** Begin **

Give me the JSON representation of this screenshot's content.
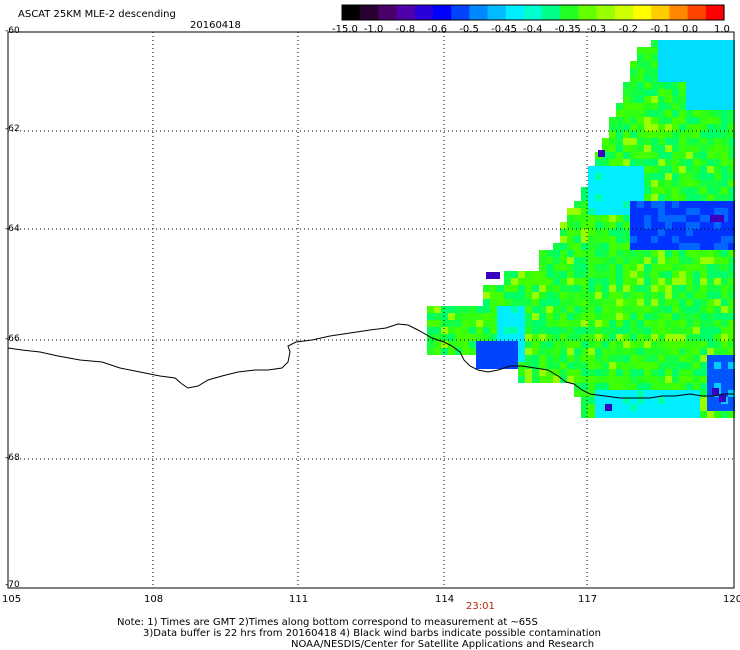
{
  "header": {
    "title": "ASCAT 25KM MLE-2 descending",
    "date": "20160418"
  },
  "colorbar": {
    "labels": [
      "-15.0",
      "-1.0",
      "-0.8",
      "-0.6",
      "-0.5",
      "-0.45",
      "-0.4",
      "-0.35",
      "-0.3",
      "-0.2",
      "-0.1",
      "0.0",
      "1.0"
    ],
    "colors": [
      "#000000",
      "#2a0033",
      "#4a006a",
      "#4f00a8",
      "#2a00d8",
      "#0000ff",
      "#0044ff",
      "#0088ff",
      "#00bbff",
      "#00eeff",
      "#00ffcc",
      "#00ff88",
      "#22ff22",
      "#66ff00",
      "#99ff00",
      "#ccff00",
      "#ffff00",
      "#ffcc00",
      "#ff8800",
      "#ff4400",
      "#ff0000"
    ]
  },
  "axes": {
    "lat_labels": [
      "-60",
      "-62",
      "-64",
      "-66",
      "-68",
      "-70"
    ],
    "lon_labels": [
      "105",
      "108",
      "111",
      "114",
      "117",
      "120"
    ]
  },
  "time_label": "23:01",
  "notes": {
    "line1": "Note: 1) Times are GMT 2)Times along bottom correspond to measurement at ~65S",
    "line2": "3)Data buffer is 22 hrs from 20160418 4) Black wind barbs indicate possible contamination",
    "line3": "NOAA/NESDIS/Center for Satellite Applications and Research"
  }
}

** End **

▶ **The request**: Omit every picture, and otherwise quote the entries exactly.

▶ **Exercise result**:
Give me the JSON representation of this screenshot's content.
{
  "header": {
    "title": "ASCAT 25KM MLE-2 descending",
    "date": "20160418"
  },
  "colorbar": {
    "labels": [
      "-15.0",
      "-1.0",
      "-0.8",
      "-0.6",
      "-0.5",
      "-0.45",
      "-0.4",
      "-0.35",
      "-0.3",
      "-0.2",
      "-0.1",
      "0.0",
      "1.0"
    ],
    "colors": [
      "#000000",
      "#2a0033",
      "#4a006a",
      "#4f00a8",
      "#2a00d8",
      "#0000ff",
      "#0044ff",
      "#0088ff",
      "#00bbff",
      "#00eeff",
      "#00ffcc",
      "#00ff88",
      "#22ff22",
      "#66ff00",
      "#99ff00",
      "#ccff00",
      "#ffff00",
      "#ffcc00",
      "#ff8800",
      "#ff4400",
      "#ff0000"
    ]
  },
  "axes": {
    "lat_labels": [
      "-60",
      "-62",
      "-64",
      "-66",
      "-68",
      "-70"
    ],
    "lon_labels": [
      "105",
      "108",
      "111",
      "114",
      "117",
      "120"
    ]
  },
  "time_label": "23:01",
  "notes": {
    "line1": "Note: 1) Times are GMT 2)Times along bottom correspond to measurement at ~65S",
    "line2": "3)Data buffer is 22 hrs from 20160418 4) Black wind barbs indicate possible contamination",
    "line3": "NOAA/NESDIS/Center for Satellite Applications and Research"
  }
}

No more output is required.